ABOUT THIS EXERCISE:
Answer these questions using the copper(I) calix[4]arene abstract.
1. How many copper(I) cations were involved in the attempts to prepare the supramolecular M4L2 box?
2. Which 2D-NMR technique is named for reconstructing the molecule?
3. Which structure did the electrochemical self-diffusion experiment indicate?

PROVIDED TEXT:
▬▬▬▬▬▬

Single-crystal X-ray diffraction study, NMR and electrochemical analysis of a copper(I) 5,11,17,23-tetra-tert-butyl-25,26,27,28-tetrakis-[(6-methyl-2,2′-bipyridyl-6-yl)methoxy]calix[4]arene complex: an original M4L2 “hand-to-hand” system

Attempts to prepare a supramolecular M4L2 box involving two tetra-bipyridyl calix[4]arene units and four copper(I) cations afforded in fact the complex 2 for which, at the solid state, X-ray diffraction analysis showed that the stoichiometry is well M4L2, with the two calixarene subunits associated in a “hand-to-hand” mode by complexation via two adjacent bipyridine units to two copper(I) cations, and each group of two residual, adjacent, bipyridine arms are complexed to one copper(I) centre. Mass spectrometry, UV spectroscopy and preliminar 1H –NMR analysis are in preliminary accordance with a monocalixarenic right/left handed M2L structure. Nevertheless, some particularities of the NMR spectrum related to Ar-CH2-Ar and O-CH2bpy resonance signals, the possible generation of the M2L species during the mass spectrometry experiment ant the lack of sensibility of the UV-visible titration brought us to proceed to deeper investigations, looking for other associations, notably the M4L2 “hand-to-hand” systems. This involved 1D and 2D-NMR spectroscopies, among them 1H-15N HMBC, for the reconstruction of the molecule, but also measurement of self-diffusion coefficients by NMR and electrochemistry. The 2D-NMR analysis as well as NMR self-diffusion evaluation were in accordance with the M2L structure, but the electrochemical self-diffusion experiment indicated a M4L2 structure.

▬▬▬▬▬▬

Document structure recognition data
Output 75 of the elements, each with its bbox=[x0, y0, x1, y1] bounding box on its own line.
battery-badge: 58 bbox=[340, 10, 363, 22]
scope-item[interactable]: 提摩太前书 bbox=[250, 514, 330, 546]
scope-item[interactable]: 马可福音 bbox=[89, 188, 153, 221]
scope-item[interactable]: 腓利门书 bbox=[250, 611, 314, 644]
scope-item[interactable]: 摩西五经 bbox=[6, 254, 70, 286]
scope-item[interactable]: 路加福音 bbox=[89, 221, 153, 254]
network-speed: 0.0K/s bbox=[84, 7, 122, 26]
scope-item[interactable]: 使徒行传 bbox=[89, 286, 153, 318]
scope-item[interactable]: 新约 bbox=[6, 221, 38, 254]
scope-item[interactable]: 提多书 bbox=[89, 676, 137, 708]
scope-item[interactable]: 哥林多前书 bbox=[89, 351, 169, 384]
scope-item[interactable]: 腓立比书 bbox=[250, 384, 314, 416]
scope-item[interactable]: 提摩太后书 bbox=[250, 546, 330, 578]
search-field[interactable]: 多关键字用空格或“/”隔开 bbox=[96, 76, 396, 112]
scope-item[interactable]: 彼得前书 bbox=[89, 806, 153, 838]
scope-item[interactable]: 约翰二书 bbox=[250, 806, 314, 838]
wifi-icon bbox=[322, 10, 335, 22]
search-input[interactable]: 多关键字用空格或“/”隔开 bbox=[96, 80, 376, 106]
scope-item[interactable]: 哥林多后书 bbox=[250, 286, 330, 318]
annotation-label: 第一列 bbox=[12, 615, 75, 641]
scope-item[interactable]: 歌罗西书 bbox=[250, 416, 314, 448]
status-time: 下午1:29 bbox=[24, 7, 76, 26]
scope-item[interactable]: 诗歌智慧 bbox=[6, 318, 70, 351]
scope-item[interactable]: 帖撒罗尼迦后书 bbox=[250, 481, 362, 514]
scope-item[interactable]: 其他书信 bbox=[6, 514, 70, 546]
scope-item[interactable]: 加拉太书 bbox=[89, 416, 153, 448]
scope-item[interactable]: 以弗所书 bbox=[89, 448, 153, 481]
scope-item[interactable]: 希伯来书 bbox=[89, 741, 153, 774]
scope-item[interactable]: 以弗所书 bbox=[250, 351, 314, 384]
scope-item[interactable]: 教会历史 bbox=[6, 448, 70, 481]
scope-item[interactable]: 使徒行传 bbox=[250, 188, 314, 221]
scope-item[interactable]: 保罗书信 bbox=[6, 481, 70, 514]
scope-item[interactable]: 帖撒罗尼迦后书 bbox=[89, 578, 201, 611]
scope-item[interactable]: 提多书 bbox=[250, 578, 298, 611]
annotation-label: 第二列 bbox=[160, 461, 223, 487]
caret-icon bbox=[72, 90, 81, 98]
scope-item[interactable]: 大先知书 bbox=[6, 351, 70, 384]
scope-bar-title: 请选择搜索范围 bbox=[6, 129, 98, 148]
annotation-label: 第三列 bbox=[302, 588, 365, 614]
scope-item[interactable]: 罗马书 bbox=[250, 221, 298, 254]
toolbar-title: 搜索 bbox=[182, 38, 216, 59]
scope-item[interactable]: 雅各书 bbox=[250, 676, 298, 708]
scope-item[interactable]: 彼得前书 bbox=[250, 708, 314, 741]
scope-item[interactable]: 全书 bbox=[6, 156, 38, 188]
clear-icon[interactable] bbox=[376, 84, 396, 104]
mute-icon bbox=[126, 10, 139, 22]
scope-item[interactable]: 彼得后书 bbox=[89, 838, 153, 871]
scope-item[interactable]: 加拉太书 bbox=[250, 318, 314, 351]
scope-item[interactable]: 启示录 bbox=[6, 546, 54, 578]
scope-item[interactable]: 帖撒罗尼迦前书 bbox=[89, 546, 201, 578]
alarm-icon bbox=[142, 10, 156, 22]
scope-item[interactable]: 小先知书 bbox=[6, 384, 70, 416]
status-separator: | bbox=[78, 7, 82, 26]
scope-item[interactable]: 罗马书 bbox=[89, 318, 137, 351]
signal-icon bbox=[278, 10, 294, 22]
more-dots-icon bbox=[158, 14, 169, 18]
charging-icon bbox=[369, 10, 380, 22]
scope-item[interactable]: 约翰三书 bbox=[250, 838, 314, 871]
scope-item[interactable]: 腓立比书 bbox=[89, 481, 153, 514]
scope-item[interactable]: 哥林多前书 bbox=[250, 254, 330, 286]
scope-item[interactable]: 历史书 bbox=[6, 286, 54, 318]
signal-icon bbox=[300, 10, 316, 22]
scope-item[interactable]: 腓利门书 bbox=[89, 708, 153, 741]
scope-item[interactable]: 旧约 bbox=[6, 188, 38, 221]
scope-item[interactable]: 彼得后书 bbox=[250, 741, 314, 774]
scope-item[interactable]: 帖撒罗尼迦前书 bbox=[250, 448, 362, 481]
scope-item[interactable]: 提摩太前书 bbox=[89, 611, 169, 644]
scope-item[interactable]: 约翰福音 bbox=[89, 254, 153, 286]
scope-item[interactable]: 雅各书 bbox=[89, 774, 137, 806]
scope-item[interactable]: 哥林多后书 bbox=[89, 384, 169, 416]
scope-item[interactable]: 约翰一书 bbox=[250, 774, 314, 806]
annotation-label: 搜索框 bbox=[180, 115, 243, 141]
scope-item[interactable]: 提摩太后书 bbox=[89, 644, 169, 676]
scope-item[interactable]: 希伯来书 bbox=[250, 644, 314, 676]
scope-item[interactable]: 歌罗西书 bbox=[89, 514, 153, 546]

▬▬▬▬▬▬

SOLVED PROBLEM:
1. Four
2. 1H-15N HMBC
3. An M4L2 structure